◆ MATERIAL ◆
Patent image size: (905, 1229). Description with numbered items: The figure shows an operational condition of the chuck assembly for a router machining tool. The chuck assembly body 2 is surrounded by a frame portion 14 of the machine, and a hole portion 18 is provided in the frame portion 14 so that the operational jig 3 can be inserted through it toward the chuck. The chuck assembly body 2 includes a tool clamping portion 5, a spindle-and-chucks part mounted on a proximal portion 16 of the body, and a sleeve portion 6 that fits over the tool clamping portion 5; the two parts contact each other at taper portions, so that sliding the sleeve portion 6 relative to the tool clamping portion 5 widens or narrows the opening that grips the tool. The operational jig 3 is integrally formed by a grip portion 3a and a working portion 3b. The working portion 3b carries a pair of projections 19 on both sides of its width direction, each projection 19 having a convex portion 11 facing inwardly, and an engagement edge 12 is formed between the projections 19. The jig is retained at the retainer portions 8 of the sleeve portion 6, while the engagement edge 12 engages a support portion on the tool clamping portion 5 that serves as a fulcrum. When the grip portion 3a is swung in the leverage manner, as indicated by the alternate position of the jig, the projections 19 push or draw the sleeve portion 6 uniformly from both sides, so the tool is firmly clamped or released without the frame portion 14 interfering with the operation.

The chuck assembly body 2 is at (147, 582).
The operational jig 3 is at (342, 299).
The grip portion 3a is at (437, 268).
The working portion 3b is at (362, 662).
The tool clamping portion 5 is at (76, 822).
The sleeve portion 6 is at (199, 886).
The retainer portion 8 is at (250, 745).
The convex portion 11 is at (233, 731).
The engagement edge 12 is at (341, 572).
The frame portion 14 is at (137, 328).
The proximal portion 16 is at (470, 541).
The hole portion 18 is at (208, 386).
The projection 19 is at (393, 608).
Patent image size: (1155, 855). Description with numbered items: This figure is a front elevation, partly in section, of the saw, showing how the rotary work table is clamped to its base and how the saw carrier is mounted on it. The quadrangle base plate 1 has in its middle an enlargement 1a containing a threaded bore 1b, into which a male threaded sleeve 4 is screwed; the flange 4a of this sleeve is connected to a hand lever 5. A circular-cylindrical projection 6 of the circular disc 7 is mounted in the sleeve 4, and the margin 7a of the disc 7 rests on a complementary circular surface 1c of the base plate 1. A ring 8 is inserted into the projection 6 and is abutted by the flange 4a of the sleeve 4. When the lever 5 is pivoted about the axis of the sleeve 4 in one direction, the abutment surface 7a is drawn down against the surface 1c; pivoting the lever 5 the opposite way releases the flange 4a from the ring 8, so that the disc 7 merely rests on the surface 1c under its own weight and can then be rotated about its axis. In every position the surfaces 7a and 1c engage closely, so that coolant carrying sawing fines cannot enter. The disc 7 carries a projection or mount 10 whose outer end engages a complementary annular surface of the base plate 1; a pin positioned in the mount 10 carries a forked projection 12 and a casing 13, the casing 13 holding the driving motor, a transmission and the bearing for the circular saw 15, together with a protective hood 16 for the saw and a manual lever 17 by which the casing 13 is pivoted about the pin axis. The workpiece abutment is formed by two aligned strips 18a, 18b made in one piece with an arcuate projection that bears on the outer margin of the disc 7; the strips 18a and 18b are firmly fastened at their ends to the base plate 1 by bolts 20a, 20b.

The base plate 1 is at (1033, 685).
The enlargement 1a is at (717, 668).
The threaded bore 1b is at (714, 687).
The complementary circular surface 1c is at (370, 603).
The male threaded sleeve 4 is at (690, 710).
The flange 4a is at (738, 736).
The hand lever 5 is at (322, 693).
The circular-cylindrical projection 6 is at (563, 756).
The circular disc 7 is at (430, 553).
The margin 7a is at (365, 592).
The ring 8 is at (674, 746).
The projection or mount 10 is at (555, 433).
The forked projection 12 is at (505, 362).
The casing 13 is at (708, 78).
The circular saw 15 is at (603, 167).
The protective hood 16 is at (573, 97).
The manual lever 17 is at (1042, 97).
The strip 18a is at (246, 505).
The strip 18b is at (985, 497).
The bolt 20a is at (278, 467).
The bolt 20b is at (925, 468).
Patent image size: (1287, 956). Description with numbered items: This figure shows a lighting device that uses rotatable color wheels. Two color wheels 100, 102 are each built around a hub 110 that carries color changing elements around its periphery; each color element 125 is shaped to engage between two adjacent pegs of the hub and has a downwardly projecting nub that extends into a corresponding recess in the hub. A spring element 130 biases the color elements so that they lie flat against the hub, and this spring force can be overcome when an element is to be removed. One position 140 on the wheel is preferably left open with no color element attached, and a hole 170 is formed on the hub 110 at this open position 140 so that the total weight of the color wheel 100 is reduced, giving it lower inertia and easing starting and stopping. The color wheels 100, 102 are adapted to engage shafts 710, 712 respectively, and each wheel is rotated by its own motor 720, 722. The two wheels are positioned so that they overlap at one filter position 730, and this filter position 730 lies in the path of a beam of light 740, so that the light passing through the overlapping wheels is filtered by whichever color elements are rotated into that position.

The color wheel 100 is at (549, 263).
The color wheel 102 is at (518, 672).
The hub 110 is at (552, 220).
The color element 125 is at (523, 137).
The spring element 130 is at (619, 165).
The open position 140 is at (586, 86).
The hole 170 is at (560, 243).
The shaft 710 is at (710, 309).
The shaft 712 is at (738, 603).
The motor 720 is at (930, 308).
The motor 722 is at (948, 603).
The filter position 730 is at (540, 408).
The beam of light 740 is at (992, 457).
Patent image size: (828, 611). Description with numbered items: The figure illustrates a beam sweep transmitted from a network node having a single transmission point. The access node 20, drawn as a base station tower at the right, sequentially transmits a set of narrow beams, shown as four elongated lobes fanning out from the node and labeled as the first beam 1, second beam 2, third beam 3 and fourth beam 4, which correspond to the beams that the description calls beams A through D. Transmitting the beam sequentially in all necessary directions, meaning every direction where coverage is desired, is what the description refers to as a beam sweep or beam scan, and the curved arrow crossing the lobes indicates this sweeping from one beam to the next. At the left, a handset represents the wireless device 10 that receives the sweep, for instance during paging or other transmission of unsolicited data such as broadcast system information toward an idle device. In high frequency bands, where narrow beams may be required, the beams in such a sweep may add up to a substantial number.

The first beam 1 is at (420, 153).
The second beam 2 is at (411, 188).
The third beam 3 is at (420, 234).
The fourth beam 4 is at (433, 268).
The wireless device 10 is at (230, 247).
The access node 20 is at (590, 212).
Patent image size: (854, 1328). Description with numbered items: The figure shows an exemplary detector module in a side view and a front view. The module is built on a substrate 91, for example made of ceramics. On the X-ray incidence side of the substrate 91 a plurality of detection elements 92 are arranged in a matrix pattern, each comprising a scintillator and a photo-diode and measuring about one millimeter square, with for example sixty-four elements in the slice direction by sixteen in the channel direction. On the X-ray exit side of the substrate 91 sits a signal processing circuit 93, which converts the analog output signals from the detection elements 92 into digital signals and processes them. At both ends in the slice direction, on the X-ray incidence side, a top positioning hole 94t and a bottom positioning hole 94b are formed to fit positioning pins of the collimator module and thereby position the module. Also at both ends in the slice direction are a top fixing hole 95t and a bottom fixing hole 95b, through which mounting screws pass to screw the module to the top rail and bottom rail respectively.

◆ WHAT YOU NEED TO DO ◆
Rewrite every entry above, substituting "Labeled description" for each occurrence of "Description with numbered items" and leaving all other text unchanged.

◆ RESULT OF THIS EXERCISE ◆
Patent image size: (905, 1229). Labeled description: The figure shows an operational condition of the chuck assembly for a router machining tool. The chuck assembly body 2 is surrounded by a frame portion 14 of the machine, and a hole portion 18 is provided in the frame portion 14 so that the operational jig 3 can be inserted through it toward the chuck. The chuck assembly body 2 includes a tool clamping portion 5, a spindle-and-chucks part mounted on a proximal portion 16 of the body, and a sleeve portion 6 that fits over the tool clamping portion 5; the two parts contact each other at taper portions, so that sliding the sleeve portion 6 relative to the tool clamping portion 5 widens or narrows the opening that grips the tool. The operational jig 3 is integrally formed by a grip portion 3a and a working portion 3b. The working portion 3b carries a pair of projections 19 on both sides of its width direction, each projection 19 having a convex portion 11 facing inwardly, and an engagement edge 12 is formed between the projections 19. The jig is retained at the retainer portions 8 of the sleeve portion 6, while the engagement edge 12 engages a support portion on the tool clamping portion 5 that serves as a fulcrum. When the grip portion 3a is swung in the leverage manner, as indicated by the alternate position of the jig, the projections 19 push or draw the sleeve portion 6 uniformly from both sides, so the tool is firmly clamped or released without the frame portion 14 interfering with the operation.

The chuck assembly body 2 is at (147, 582).
The operational jig 3 is at (342, 299).
The grip portion 3a is at (437, 268).
The working portion 3b is at (362, 662).
The tool clamping portion 5 is at (76, 822).
The sleeve portion 6 is at (199, 886).
The retainer portion 8 is at (250, 745).
The convex portion 11 is at (233, 731).
The engagement edge 12 is at (341, 572).
The frame portion 14 is at (137, 328).
The proximal portion 16 is at (470, 541).
The hole portion 18 is at (208, 386).
The projection 19 is at (393, 608).
Patent image size: (1155, 855). Labeled description: This figure is a front elevation, partly in section, of the saw, showing how the rotary work table is clamped to its base and how the saw carrier is mounted on it. The quadrangle base plate 1 has in its middle an enlargement 1a containing a threaded bore 1b, into which a male threaded sleeve 4 is screwed; the flange 4a of this sleeve is connected to a hand lever 5. A circular-cylindrical projection 6 of the circular disc 7 is mounted in the sleeve 4, and the margin 7a of the disc 7 rests on a complementary circular surface 1c of the base plate 1. A ring 8 is inserted into the projection 6 and is abutted by the flange 4a of the sleeve 4. When the lever 5 is pivoted about the axis of the sleeve 4 in one direction, the abutment surface 7a is drawn down against the surface 1c; pivoting the lever 5 the opposite way releases the flange 4a from the ring 8, so that the disc 7 merely rests on the surface 1c under its own weight and can then be rotated about its axis. In every position the surfaces 7a and 1c engage closely, so that coolant carrying sawing fines cannot enter. The disc 7 carries a projection or mount 10 whose outer end engages a complementary annular surface of the base plate 1; a pin positioned in the mount 10 carries a forked projection 12 and a casing 13, the casing 13 holding the driving motor, a transmission and the bearing for the circular saw 15, together with a protective hood 16 for the saw and a manual lever 17 by which the casing 13 is pivoted about the pin axis. The workpiece abutment is formed by two aligned strips 18a, 18b made in one piece with an arcuate projection that bears on the outer margin of the disc 7; the strips 18a and 18b are firmly fastened at their ends to the base plate 1 by bolts 20a, 20b.

The base plate 1 is at (1033, 685).
The enlargement 1a is at (717, 668).
The threaded bore 1b is at (714, 687).
The complementary circular surface 1c is at (370, 603).
The male threaded sleeve 4 is at (690, 710).
The flange 4a is at (738, 736).
The hand lever 5 is at (322, 693).
The circular-cylindrical projection 6 is at (563, 756).
The circular disc 7 is at (430, 553).
The margin 7a is at (365, 592).
The ring 8 is at (674, 746).
The projection or mount 10 is at (555, 433).
The forked projection 12 is at (505, 362).
The casing 13 is at (708, 78).
The circular saw 15 is at (603, 167).
The protective hood 16 is at (573, 97).
The manual lever 17 is at (1042, 97).
The strip 18a is at (246, 505).
The strip 18b is at (985, 497).
The bolt 20a is at (278, 467).
The bolt 20b is at (925, 468).
Patent image size: (1287, 956). Labeled description: This figure shows a lighting device that uses rotatable color wheels. Two color wheels 100, 102 are each built around a hub 110 that carries color changing elements around its periphery; each color element 125 is shaped to engage between two adjacent pegs of the hub and has a downwardly projecting nub that extends into a corresponding recess in the hub. A spring element 130 biases the color elements so that they lie flat against the hub, and this spring force can be overcome when an element is to be removed. One position 140 on the wheel is preferably left open with no color element attached, and a hole 170 is formed on the hub 110 at this open position 140 so that the total weight of the color wheel 100 is reduced, giving it lower inertia and easing starting and stopping. The color wheels 100, 102 are adapted to engage shafts 710, 712 respectively, and each wheel is rotated by its own motor 720, 722. The two wheels are positioned so that they overlap at one filter position 730, and this filter position 730 lies in the path of a beam of light 740, so that the light passing through the overlapping wheels is filtered by whichever color elements are rotated into that position.

The color wheel 100 is at (549, 263).
The color wheel 102 is at (518, 672).
The hub 110 is at (552, 220).
The color element 125 is at (523, 137).
The spring element 130 is at (619, 165).
The open position 140 is at (586, 86).
The hole 170 is at (560, 243).
The shaft 710 is at (710, 309).
The shaft 712 is at (738, 603).
The motor 720 is at (930, 308).
The motor 722 is at (948, 603).
The filter position 730 is at (540, 408).
The beam of light 740 is at (992, 457).
Patent image size: (828, 611). Labeled description: The figure illustrates a beam sweep transmitted from a network node having a single transmission point. The access node 20, drawn as a base station tower at the right, sequentially transmits a set of narrow beams, shown as four elongated lobes fanning out from the node and labeled as the first beam 1, second beam 2, third beam 3 and fourth beam 4, which correspond to the beams that the description calls beams A through D. Transmitting the beam sequentially in all necessary directions, meaning every direction where coverage is desired, is what the description refers to as a beam sweep or beam scan, and the curved arrow crossing the lobes indicates this sweeping from one beam to the next. At the left, a handset represents the wireless device 10 that receives the sweep, for instance during paging or other transmission of unsolicited data such as broadcast system information toward an idle device. In high frequency bands, where narrow beams may be required, the beams in such a sweep may add up to a substantial number.

The first beam 1 is at (420, 153).
The second beam 2 is at (411, 188).
The third beam 3 is at (420, 234).
The fourth beam 4 is at (433, 268).
The wireless device 10 is at (230, 247).
The access node 20 is at (590, 212).
Patent image size: (854, 1328). Labeled description: The figure shows an exemplary detector module in a side view and a front view. The module is built on a substrate 91, for example made of ceramics. On the X-ray incidence side of the substrate 91 a plurality of detection elements 92 are arranged in a matrix pattern, each comprising a scintillator and a photo-diode and measuring about one millimeter square, with for example sixty-four elements in the slice direction by sixteen in the channel direction. On the X-ray exit side of the substrate 91 sits a signal processing circuit 93, which converts the analog output signals from the detection elements 92 into digital signals and processes them. At both ends in the slice direction, on the X-ray incidence side, a top positioning hole 94t and a bottom positioning hole 94b are formed to fit positioning pins of the collimator module and thereby position the module. Also at both ends in the slice direction are a top fixing hole 95t and a bottom fixing hole 95b, through which mounting screws pass to screw the module to the top rail and bottom rail respectively.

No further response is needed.